TASK TO COMPLETE: Go through the material and pull out every line with the string "tụng" in it.

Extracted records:
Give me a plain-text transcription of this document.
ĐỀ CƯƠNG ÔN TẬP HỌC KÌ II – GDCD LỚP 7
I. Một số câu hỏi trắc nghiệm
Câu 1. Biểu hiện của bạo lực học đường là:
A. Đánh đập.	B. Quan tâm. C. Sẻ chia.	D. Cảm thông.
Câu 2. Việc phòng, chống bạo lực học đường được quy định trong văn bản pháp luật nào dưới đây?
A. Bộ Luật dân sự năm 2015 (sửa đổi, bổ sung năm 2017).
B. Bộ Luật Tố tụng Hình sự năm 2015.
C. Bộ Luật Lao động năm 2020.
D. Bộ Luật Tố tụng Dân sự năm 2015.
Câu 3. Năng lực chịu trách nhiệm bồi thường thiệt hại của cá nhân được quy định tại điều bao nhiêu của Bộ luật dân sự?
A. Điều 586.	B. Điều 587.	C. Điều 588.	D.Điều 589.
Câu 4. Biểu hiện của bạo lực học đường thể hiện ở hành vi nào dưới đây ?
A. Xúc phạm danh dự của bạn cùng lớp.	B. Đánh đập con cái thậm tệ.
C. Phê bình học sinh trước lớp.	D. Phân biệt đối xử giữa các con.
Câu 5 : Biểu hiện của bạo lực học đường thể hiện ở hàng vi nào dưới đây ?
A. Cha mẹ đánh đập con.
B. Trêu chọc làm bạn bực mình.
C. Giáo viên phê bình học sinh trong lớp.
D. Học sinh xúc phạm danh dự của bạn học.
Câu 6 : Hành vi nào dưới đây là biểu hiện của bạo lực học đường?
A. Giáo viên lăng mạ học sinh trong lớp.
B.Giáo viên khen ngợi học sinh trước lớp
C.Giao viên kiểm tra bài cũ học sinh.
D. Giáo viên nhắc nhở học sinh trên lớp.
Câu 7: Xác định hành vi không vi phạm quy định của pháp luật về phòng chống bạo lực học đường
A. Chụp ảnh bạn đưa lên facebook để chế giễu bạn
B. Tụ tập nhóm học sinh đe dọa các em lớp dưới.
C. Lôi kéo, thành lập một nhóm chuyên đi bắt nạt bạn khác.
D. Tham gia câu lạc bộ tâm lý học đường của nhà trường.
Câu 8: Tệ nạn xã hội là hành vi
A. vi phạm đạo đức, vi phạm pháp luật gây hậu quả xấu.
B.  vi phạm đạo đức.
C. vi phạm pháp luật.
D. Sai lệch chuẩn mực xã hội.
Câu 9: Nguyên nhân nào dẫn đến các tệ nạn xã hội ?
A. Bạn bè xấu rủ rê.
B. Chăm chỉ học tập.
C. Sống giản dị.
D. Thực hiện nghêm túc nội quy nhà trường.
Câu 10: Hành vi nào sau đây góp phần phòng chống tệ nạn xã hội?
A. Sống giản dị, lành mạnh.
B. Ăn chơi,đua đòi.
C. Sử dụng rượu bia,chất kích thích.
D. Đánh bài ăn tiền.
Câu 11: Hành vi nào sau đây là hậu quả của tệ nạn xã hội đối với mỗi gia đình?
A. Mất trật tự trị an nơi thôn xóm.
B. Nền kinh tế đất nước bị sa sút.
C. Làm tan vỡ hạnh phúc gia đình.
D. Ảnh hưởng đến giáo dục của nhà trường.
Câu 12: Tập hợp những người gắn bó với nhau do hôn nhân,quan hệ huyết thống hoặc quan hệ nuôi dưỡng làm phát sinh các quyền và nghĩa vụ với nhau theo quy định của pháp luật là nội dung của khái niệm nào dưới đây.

CORRECT RESULT:
B. Bộ Luật Tố tụng Hình sự năm 2015.
D. Bộ Luật Tố tụng Dân sự năm 2015.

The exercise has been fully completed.